**The exercise**
Gather each line of the entries below that includes "valerá".

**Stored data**

▬▬▬▬▬▬

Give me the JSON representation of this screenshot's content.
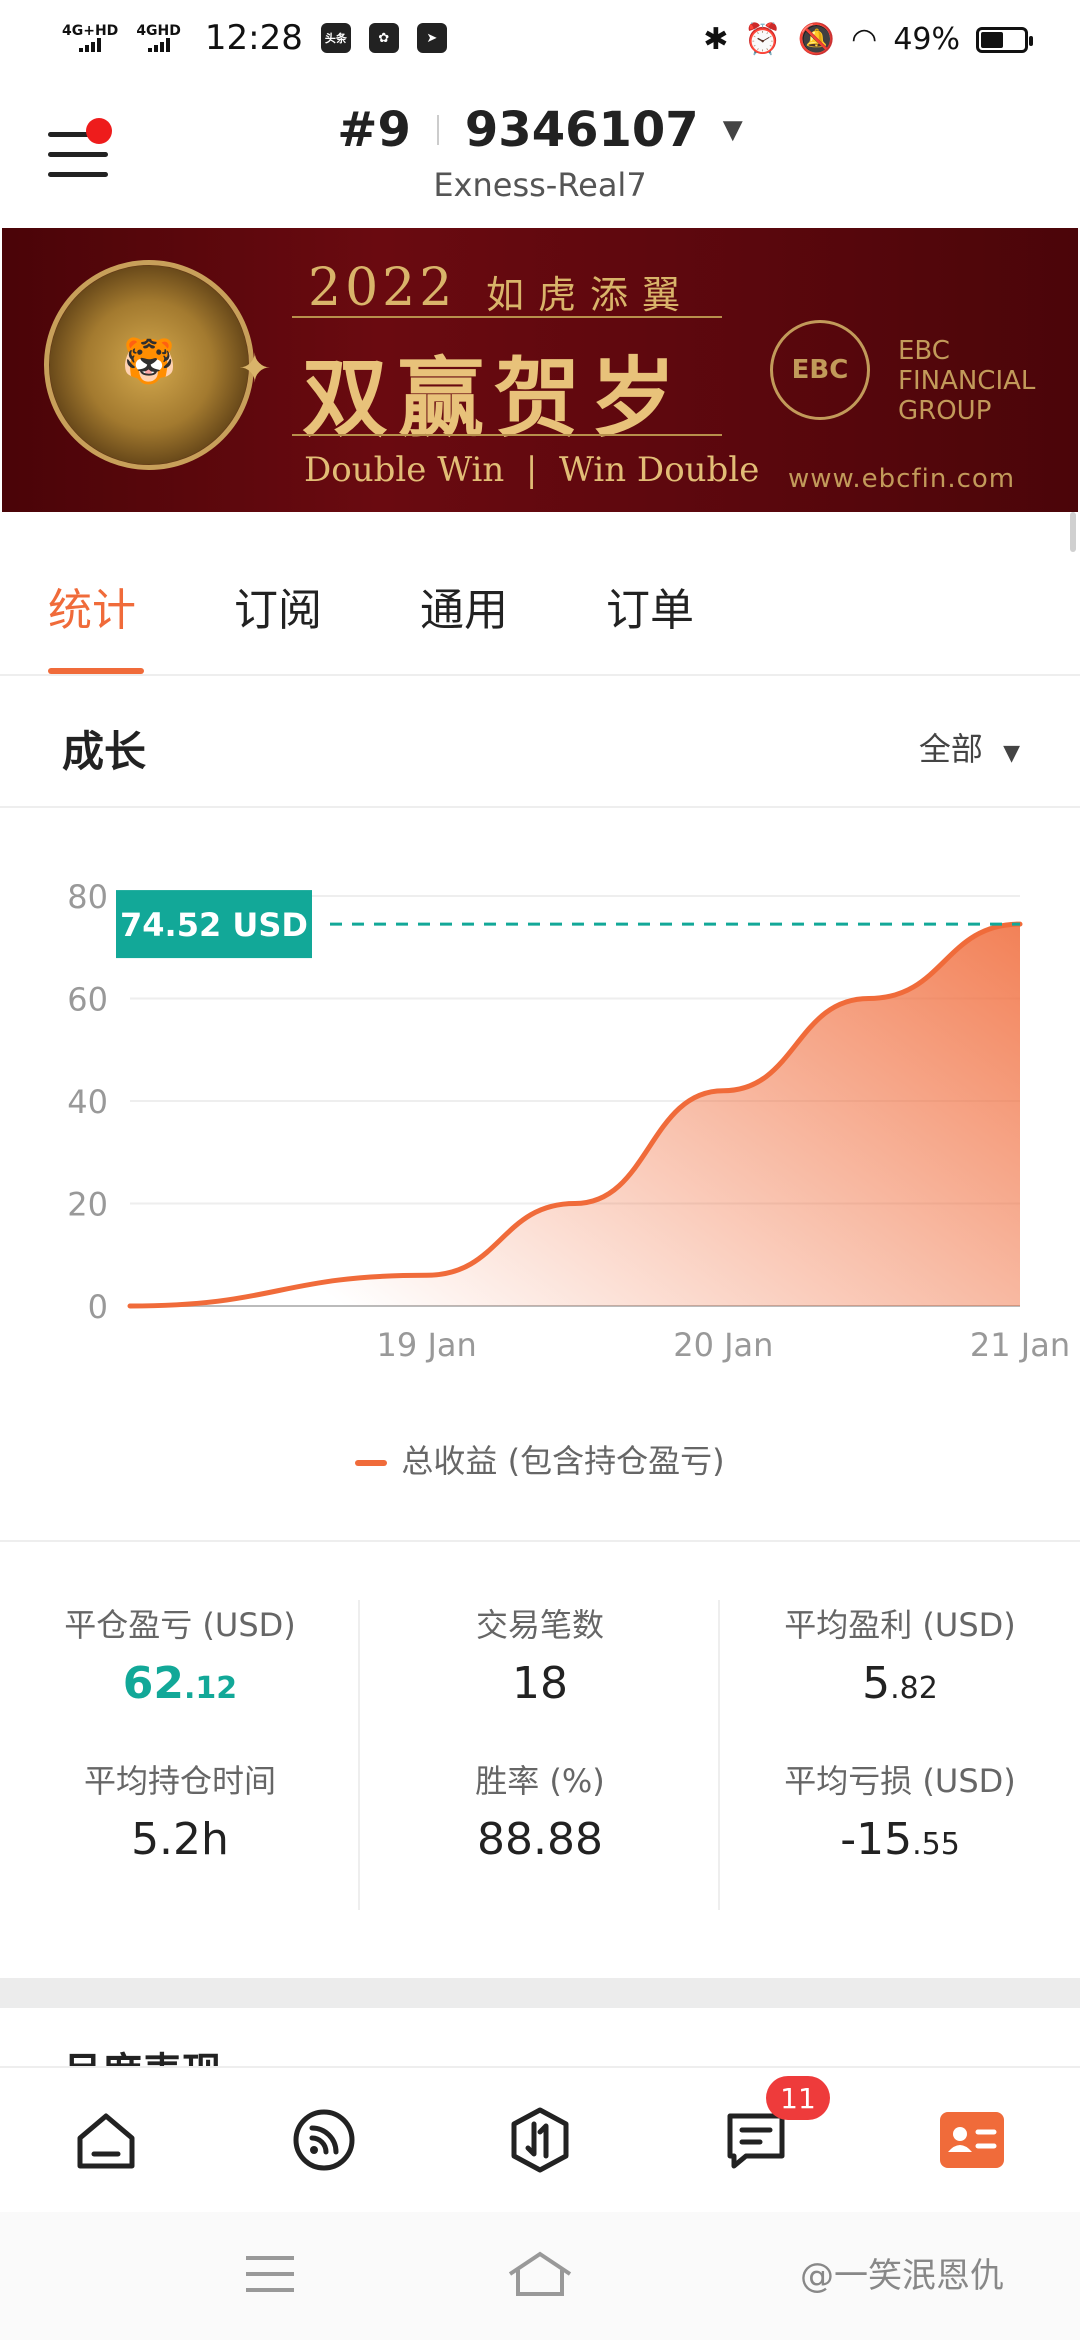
{
  "status_bar": {
    "net1": "4G+HD",
    "net2": "4GHD",
    "time": "12:28",
    "app_icon1": "头条",
    "battery": "49%",
    "battery_level": 0.49
  },
  "header": {
    "account_rank": "#9",
    "account_number": "9346107",
    "server": "Exness-Real7"
  },
  "banner": {
    "year": "2022",
    "subtitle": "如虎添翼",
    "title": "双赢贺岁",
    "tagline": "Double Win  |  Win Double",
    "brand_mark": "EBC",
    "brand_name": "EBC FINANCIAL GROUP",
    "url": "www.ebcfin.com"
  },
  "tabs": [
    {
      "label": "统计",
      "active": true
    },
    {
      "label": "订阅",
      "active": false
    },
    {
      "label": "通用",
      "active": false
    },
    {
      "label": "订单",
      "active": false
    }
  ],
  "section": {
    "title": "成长",
    "filter": "全部"
  },
  "chart_data": {
    "type": "area",
    "x": [
      "18 Jan",
      "19 Jan",
      "19.5 Jan",
      "20 Jan",
      "20.5 Jan",
      "21 Jan"
    ],
    "x_ticks": [
      "19 Jan",
      "20 Jan",
      "21 Jan"
    ],
    "y_ticks": [
      "0",
      "20",
      "40",
      "60",
      "80"
    ],
    "ylim": [
      0,
      80
    ],
    "series": [
      {
        "name": "总收益 (包含持仓盈亏)",
        "values": [
          0,
          6,
          20,
          42,
          60,
          74.52
        ]
      }
    ],
    "last_value_label": "74.52 USD",
    "colors": {
      "line": "#f06b3a",
      "marker": "#12a898"
    },
    "grid": true
  },
  "stats": {
    "closed_pl": {
      "label": "平仓盈亏 (USD)",
      "int": "62",
      "dec": ".12"
    },
    "trades": {
      "label": "交易笔数",
      "value": "18"
    },
    "avg_profit": {
      "label": "平均盈利 (USD)",
      "int": "5",
      "dec": ".82"
    },
    "avg_hold": {
      "label": "平均持仓时间",
      "value": "5.2h"
    },
    "win_rate": {
      "label": "胜率 (%)",
      "value": "88.88"
    },
    "avg_loss": {
      "label": "平均亏损 (USD)",
      "int": "-15",
      "dec": ".55"
    }
  },
  "peek_title": "月度表现",
  "nav": {
    "badge": "11",
    "items": [
      "home-icon",
      "feed-icon",
      "trade-icon",
      "messages-icon",
      "profile-icon"
    ]
  },
  "watermark": "@一笑泯恩仇",
  "colors": {
    "accent": "#f06b3a",
    "teal": "#12a898",
    "badge": "#ee3b3b"
  }
}
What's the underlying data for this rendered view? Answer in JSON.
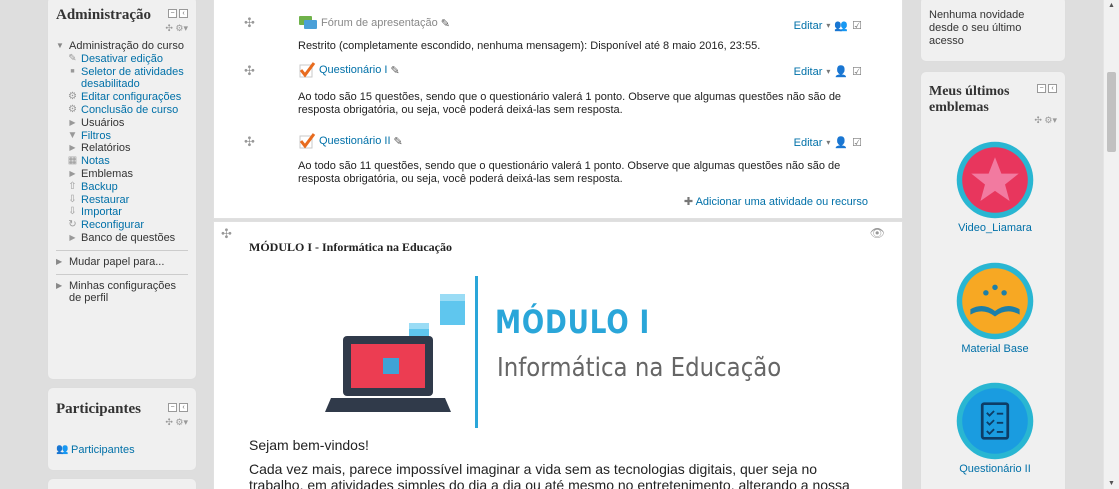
{
  "admin_block": {
    "title": "Administração",
    "course_admin": "Administração do curso",
    "items": [
      {
        "label": "Desativar edição",
        "icon": "pencil-icon"
      },
      {
        "label": "Seletor de atividades desabilitado",
        "icon": "bullet-icon"
      },
      {
        "label": "Editar configurações",
        "icon": "gear-icon"
      },
      {
        "label": "Conclusão de curso",
        "icon": "gear-icon"
      },
      {
        "label": "Usuários",
        "icon": "triangle-right-icon"
      },
      {
        "label": "Filtros",
        "icon": "filter-icon"
      },
      {
        "label": "Relatórios",
        "icon": "triangle-right-icon"
      },
      {
        "label": "Notas",
        "icon": "grades-icon"
      },
      {
        "label": "Emblemas",
        "icon": "triangle-right-icon"
      },
      {
        "label": "Backup",
        "icon": "upload-icon"
      },
      {
        "label": "Restaurar",
        "icon": "download-icon"
      },
      {
        "label": "Importar",
        "icon": "download-icon"
      },
      {
        "label": "Reconfigurar",
        "icon": "refresh-icon"
      },
      {
        "label": "Banco de questões",
        "icon": "triangle-right-icon"
      }
    ],
    "switch_role": "Mudar papel para...",
    "profile_settings": "Minhas configurações de perfil"
  },
  "participants_block": {
    "title": "Participantes",
    "link": "Participantes"
  },
  "activities": [
    {
      "name": "Fórum de apresentação",
      "icon": "forum-icon",
      "edit": "Editar",
      "desc": "Restrito (completamente escondido, nenhuma mensagem): Disponível até 8 maio 2016, 23:55."
    },
    {
      "name": "Questionário I",
      "icon": "quiz-icon",
      "edit": "Editar",
      "desc": "Ao todo são 15 questões, sendo que o questionário valerá 1 ponto. Observe que algumas questões não são de resposta obrigatória, ou seja, você poderá deixá-las sem resposta."
    },
    {
      "name": "Questionário II",
      "icon": "quiz-icon",
      "edit": "Editar",
      "desc": "Ao todo são 11 questões, sendo que o questionário valerá 1 ponto. Observe que algumas questões não são de resposta obrigatória, ou seja, você poderá deixá-las sem resposta."
    }
  ],
  "add_activity": "Adicionar uma atividade ou recurso",
  "module": {
    "title": "MÓDULO I - Informática na Educação",
    "banner_title": "MÓDULO I",
    "banner_subtitle": "Informática na Educação",
    "welcome": "Sejam bem-vindos!",
    "paragraph": "Cada vez mais, parece impossível imaginar a vida sem as tecnologias digitais, quer seja no trabalho, em atividades simples do dia a dia ou até mesmo no entretenimento, alterando a nossa forma de comunicar"
  },
  "news_block": {
    "text": "Nenhuma novidade desde o seu último acesso"
  },
  "badges_block": {
    "title": "Meus últimos emblemas",
    "badges": [
      {
        "name": "Video_Liamara",
        "color": "#e8365d",
        "icon": "star-icon"
      },
      {
        "name": "Material Base",
        "color": "#f7a823",
        "icon": "book-icon"
      },
      {
        "name": "Questionário II",
        "color": "#1a9ce0",
        "icon": "checklist-icon"
      }
    ]
  },
  "colors": {
    "link": "#0070a8",
    "banner_blue": "#2aa6d9",
    "badge_ring": "#29b6d2"
  }
}
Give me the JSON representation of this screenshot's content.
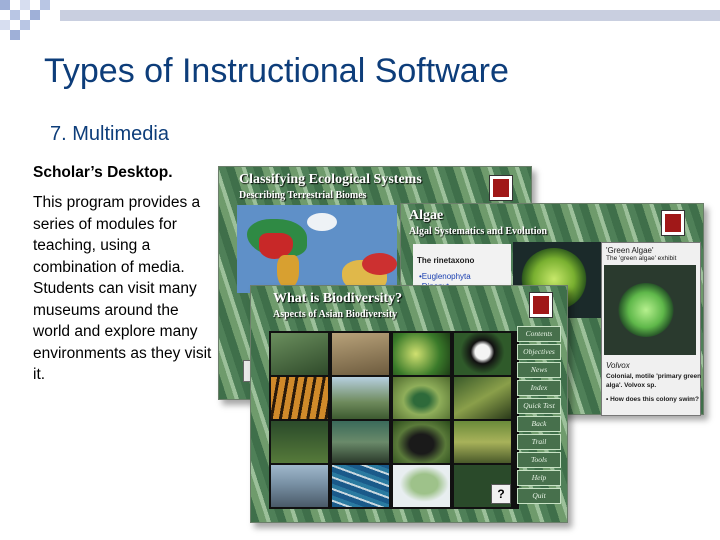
{
  "slide": {
    "title": "Types of Instructional Software",
    "subtitle": "7. Multimedia",
    "lead": "Scholar’s Desktop.",
    "body": "This program provides a series of modules for teaching, using a combination of media. Students can visit many museums around the world and explore many environments as they visit it."
  },
  "screens": {
    "ecological": {
      "title": "Classifying Ecological Systems",
      "subtitle": "Describing Terrestrial Biomes"
    },
    "algae": {
      "title": "Algae",
      "subtitle": "Algal Systematics and Evolution",
      "text_heading": "The rinetaxono",
      "bullet_1": "•Euglenophyta",
      "bullet_2": "•Dinopyt",
      "caption_top": "'Green Algae'",
      "caption_top_2": "The 'green algae' exhibit",
      "volvox_label": "Volvox",
      "volvox_desc_1": "Colonial, motile 'primary green",
      "volvox_desc_2": "alga'. Volvox sp.",
      "question": "• How does this colony swim?"
    },
    "biodiversity": {
      "title": "What is Biodiversity?",
      "subtitle": "Aspects of Asian Biodiversity",
      "help_mark": "?",
      "menu": [
        "Contents",
        "Objectives",
        "News",
        "Index",
        "Quick Test",
        "Back",
        "Trail",
        "Tools",
        "Help",
        "Quit"
      ]
    }
  },
  "colors": {
    "title_blue": "#0d3d7a",
    "deco_square": "#9fb0d8",
    "screen_green": "#4f8058"
  }
}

▬▬▬▬▬▬

**Answer to this exercise**
      "desc": "Ao todo são 15 questões, sendo que o questionário valerá 1 ponto. Observe que algumas questões não são de resposta obrigatória, ou seja, você poderá deixá-las sem resposta."
      "desc": "Ao todo são 11 questões, sendo que o questionário valerá 1 ponto. Observe que algumas questões não são de resposta obrigatória, ou seja, você poderá deixá-las sem resposta."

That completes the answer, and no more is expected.